From the entries below, copy every line holding the word "Free".

Data records:
══════

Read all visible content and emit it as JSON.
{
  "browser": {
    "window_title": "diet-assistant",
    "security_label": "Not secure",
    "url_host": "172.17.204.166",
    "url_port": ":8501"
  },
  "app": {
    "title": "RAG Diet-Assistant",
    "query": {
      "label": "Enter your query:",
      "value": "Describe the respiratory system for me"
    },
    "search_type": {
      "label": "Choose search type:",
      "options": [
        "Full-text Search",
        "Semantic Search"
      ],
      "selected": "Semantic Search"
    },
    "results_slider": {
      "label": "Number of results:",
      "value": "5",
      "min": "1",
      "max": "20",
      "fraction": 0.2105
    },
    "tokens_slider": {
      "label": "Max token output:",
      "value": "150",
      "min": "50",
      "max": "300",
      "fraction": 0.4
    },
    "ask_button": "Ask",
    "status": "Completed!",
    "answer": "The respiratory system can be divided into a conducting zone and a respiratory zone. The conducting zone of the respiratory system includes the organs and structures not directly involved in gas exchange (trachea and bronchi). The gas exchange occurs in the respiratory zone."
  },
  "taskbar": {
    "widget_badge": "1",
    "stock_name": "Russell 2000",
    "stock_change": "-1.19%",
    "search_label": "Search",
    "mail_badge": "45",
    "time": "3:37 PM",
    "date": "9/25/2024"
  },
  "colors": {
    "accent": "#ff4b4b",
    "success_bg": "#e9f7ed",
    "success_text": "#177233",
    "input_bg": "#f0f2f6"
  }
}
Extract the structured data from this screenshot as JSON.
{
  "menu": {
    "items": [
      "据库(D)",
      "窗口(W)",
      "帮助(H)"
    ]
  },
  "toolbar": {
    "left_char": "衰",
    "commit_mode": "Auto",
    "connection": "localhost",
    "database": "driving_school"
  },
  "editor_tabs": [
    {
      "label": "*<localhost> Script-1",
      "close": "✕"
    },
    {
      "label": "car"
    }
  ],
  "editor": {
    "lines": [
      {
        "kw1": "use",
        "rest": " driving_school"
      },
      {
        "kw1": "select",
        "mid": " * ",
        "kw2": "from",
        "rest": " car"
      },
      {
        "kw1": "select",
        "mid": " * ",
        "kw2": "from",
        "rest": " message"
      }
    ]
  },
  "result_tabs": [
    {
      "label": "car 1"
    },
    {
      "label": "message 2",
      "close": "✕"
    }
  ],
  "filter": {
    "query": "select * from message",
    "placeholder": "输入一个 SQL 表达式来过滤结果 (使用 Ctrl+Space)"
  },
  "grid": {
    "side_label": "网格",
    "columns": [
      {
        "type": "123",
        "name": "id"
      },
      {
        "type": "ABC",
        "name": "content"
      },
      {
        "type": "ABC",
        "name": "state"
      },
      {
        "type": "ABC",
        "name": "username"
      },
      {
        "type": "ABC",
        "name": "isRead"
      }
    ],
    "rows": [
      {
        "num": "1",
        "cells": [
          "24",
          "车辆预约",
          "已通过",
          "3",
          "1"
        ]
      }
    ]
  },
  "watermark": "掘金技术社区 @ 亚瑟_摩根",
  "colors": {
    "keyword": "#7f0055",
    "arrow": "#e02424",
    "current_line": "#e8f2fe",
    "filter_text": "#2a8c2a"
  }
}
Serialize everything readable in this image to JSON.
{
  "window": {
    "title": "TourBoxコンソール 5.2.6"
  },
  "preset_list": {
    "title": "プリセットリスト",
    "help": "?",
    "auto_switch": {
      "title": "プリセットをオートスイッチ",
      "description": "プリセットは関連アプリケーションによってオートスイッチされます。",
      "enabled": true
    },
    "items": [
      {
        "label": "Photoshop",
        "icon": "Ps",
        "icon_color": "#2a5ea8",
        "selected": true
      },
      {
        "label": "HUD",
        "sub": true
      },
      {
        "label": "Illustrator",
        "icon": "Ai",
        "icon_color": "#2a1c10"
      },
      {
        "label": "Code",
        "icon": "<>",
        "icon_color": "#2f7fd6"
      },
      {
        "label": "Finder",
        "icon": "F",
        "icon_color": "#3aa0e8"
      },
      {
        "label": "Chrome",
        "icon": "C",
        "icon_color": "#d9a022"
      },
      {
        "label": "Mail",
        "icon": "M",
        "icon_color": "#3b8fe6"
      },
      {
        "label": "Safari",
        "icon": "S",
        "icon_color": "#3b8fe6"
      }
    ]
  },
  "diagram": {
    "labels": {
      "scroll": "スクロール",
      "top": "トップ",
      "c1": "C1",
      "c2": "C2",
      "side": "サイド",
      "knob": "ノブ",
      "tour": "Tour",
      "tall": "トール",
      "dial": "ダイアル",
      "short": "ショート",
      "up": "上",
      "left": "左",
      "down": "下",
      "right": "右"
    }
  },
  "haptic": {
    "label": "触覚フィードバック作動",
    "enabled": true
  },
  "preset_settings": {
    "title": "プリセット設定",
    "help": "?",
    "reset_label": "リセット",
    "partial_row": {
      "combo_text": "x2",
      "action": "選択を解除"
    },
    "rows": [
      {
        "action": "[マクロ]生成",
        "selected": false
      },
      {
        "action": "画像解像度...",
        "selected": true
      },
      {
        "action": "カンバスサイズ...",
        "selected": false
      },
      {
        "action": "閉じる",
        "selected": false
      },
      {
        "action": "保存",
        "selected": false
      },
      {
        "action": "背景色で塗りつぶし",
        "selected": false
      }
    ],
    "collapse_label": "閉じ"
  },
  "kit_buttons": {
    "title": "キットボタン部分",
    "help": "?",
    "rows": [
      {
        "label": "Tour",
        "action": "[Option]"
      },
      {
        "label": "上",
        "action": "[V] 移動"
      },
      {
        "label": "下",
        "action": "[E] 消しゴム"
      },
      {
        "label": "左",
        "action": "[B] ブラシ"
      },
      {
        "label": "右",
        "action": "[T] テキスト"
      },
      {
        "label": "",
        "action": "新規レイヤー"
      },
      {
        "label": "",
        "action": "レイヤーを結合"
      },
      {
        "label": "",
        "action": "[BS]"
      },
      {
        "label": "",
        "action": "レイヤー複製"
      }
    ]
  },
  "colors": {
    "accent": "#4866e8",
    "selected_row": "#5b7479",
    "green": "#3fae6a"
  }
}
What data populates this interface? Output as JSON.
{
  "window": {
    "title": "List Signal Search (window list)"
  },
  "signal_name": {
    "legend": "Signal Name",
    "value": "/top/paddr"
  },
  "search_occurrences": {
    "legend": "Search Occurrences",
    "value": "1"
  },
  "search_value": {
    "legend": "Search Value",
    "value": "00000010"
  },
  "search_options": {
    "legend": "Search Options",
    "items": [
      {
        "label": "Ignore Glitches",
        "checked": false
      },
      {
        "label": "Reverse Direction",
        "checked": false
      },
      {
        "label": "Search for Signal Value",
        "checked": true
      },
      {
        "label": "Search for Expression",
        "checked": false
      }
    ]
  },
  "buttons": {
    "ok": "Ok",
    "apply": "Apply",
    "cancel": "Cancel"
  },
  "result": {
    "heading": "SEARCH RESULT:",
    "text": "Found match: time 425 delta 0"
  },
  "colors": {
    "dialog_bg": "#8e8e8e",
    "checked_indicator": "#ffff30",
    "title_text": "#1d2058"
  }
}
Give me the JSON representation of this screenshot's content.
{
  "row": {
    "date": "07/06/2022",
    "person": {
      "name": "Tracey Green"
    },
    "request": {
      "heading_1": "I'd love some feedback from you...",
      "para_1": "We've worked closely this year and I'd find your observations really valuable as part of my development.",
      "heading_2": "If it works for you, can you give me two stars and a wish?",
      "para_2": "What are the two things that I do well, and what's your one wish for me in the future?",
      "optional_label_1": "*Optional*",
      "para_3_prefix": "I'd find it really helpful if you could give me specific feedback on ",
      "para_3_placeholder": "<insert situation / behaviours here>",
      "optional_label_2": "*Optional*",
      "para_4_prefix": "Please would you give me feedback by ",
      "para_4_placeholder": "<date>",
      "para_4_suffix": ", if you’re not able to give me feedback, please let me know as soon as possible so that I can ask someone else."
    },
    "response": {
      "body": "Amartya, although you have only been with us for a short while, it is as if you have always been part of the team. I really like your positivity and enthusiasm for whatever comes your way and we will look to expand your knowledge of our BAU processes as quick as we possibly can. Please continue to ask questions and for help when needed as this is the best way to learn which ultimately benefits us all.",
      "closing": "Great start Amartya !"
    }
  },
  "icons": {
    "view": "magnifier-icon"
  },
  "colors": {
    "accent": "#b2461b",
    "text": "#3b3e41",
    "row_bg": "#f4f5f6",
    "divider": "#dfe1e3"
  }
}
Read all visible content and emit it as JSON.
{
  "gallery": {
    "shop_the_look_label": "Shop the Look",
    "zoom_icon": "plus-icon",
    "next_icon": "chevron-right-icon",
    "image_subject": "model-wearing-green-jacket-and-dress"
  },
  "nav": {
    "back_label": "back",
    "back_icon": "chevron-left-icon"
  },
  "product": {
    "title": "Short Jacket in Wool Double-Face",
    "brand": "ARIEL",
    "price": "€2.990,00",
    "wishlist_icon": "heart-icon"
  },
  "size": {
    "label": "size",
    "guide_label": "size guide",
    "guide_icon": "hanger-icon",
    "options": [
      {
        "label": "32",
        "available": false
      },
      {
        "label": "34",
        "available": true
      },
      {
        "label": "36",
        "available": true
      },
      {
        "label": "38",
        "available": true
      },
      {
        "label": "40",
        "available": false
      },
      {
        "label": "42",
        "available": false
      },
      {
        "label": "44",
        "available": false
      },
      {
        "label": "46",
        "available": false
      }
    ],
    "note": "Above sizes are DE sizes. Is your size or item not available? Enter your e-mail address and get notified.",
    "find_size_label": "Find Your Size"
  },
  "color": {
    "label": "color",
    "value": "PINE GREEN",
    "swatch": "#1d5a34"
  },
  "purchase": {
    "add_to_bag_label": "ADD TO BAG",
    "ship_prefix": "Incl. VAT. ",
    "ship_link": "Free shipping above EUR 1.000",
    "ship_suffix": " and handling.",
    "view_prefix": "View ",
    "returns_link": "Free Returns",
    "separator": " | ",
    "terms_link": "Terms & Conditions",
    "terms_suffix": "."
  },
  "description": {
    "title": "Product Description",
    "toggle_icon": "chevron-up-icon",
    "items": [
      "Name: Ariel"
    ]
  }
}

══════

SOLUTION TO THIS PROBLEM:
    "ship_link": "Free shipping above EUR 1.000",
    "returns_link": "Free Returns",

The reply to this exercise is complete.